## TASK TO COMPLETE
Tally every line of the material that includes "equal", then give the tally and nothing else.

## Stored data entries
========
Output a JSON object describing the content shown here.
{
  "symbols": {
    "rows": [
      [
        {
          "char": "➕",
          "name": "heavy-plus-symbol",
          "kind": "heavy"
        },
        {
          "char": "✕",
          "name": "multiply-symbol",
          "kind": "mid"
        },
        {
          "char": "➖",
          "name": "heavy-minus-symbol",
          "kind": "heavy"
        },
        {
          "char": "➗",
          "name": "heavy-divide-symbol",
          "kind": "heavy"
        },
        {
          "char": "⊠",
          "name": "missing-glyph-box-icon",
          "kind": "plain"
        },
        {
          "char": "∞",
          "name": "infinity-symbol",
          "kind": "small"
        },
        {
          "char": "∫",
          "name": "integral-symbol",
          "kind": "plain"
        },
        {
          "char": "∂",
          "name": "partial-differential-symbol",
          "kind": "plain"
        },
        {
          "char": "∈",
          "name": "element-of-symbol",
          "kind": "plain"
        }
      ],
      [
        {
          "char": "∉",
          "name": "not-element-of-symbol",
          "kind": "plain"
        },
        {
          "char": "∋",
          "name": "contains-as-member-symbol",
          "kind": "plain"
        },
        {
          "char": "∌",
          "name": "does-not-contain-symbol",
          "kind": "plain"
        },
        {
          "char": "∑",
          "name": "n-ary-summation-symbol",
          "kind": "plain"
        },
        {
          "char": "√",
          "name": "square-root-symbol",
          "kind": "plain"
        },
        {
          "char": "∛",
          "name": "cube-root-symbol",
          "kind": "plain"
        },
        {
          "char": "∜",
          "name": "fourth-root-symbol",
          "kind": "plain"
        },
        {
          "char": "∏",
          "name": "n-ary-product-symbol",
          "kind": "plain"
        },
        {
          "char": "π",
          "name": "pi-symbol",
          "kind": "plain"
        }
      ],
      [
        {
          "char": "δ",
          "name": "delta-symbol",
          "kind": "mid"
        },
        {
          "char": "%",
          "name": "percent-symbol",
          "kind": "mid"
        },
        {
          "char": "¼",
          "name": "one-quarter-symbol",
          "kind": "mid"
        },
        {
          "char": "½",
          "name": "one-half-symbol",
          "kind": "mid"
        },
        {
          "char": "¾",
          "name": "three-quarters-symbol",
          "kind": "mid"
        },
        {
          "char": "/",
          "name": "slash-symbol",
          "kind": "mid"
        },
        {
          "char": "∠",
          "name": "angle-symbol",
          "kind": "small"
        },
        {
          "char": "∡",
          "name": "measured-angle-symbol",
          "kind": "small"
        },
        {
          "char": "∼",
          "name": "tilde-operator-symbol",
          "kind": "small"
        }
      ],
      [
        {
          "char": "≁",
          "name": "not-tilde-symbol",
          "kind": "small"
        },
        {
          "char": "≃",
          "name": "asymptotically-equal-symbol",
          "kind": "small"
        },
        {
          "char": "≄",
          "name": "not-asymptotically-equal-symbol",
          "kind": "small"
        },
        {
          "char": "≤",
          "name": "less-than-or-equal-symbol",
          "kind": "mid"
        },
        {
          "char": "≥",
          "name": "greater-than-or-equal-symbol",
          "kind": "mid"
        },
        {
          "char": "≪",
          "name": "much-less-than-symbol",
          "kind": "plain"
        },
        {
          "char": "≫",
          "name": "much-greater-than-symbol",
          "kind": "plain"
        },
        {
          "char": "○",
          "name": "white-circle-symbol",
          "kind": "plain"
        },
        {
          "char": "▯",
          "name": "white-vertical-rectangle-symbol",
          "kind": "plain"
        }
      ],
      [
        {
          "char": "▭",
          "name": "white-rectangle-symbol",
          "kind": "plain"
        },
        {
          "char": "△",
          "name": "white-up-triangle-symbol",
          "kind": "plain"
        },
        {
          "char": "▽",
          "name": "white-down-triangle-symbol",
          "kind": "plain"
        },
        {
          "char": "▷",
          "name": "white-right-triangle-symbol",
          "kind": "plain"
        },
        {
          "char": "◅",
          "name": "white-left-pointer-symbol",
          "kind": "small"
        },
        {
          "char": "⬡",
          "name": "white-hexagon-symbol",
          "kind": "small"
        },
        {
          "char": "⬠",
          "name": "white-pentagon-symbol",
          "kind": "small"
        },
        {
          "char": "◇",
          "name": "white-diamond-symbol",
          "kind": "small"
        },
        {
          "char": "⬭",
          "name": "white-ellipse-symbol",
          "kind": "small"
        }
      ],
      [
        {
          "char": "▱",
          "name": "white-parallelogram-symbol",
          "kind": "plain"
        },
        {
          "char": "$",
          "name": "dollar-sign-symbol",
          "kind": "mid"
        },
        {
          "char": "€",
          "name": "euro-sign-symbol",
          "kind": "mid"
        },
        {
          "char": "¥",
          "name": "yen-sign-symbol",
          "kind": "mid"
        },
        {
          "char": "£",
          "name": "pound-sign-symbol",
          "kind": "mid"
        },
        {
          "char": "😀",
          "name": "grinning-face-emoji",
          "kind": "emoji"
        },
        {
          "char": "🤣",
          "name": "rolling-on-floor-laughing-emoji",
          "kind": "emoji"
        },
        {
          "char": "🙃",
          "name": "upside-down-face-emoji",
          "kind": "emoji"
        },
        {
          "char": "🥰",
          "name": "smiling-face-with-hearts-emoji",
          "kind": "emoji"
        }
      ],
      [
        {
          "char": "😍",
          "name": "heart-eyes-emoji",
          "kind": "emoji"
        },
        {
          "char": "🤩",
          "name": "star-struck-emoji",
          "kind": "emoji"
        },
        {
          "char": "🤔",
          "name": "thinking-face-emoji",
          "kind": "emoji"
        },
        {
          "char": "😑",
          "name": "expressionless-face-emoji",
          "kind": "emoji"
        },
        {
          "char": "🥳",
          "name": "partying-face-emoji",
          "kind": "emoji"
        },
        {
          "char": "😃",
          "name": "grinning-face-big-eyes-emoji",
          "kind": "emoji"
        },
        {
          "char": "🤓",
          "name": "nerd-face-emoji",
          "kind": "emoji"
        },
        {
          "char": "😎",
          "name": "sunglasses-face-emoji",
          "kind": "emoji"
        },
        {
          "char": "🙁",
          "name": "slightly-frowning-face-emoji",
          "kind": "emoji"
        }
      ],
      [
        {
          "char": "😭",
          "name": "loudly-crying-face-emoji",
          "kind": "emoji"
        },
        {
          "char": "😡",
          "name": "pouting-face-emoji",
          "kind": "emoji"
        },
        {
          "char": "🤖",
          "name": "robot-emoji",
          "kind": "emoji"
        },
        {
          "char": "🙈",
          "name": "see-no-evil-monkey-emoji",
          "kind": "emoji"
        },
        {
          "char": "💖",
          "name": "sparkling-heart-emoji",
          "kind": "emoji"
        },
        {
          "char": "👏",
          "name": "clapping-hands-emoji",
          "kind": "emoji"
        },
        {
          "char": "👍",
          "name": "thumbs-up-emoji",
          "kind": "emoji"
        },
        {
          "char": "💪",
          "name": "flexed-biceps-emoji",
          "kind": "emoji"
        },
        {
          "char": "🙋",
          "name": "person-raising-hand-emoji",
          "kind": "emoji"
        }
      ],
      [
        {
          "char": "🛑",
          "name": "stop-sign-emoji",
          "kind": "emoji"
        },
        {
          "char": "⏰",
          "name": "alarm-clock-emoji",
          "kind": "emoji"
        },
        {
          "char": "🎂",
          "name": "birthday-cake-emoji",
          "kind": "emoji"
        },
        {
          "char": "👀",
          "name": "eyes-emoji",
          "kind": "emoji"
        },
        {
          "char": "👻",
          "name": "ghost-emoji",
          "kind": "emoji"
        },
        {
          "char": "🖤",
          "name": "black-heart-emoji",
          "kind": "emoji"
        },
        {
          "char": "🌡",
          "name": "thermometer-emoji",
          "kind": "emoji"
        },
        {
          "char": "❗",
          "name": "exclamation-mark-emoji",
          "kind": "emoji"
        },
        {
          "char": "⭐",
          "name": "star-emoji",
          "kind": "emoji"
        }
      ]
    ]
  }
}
========
## SOLVED PROBLEM
4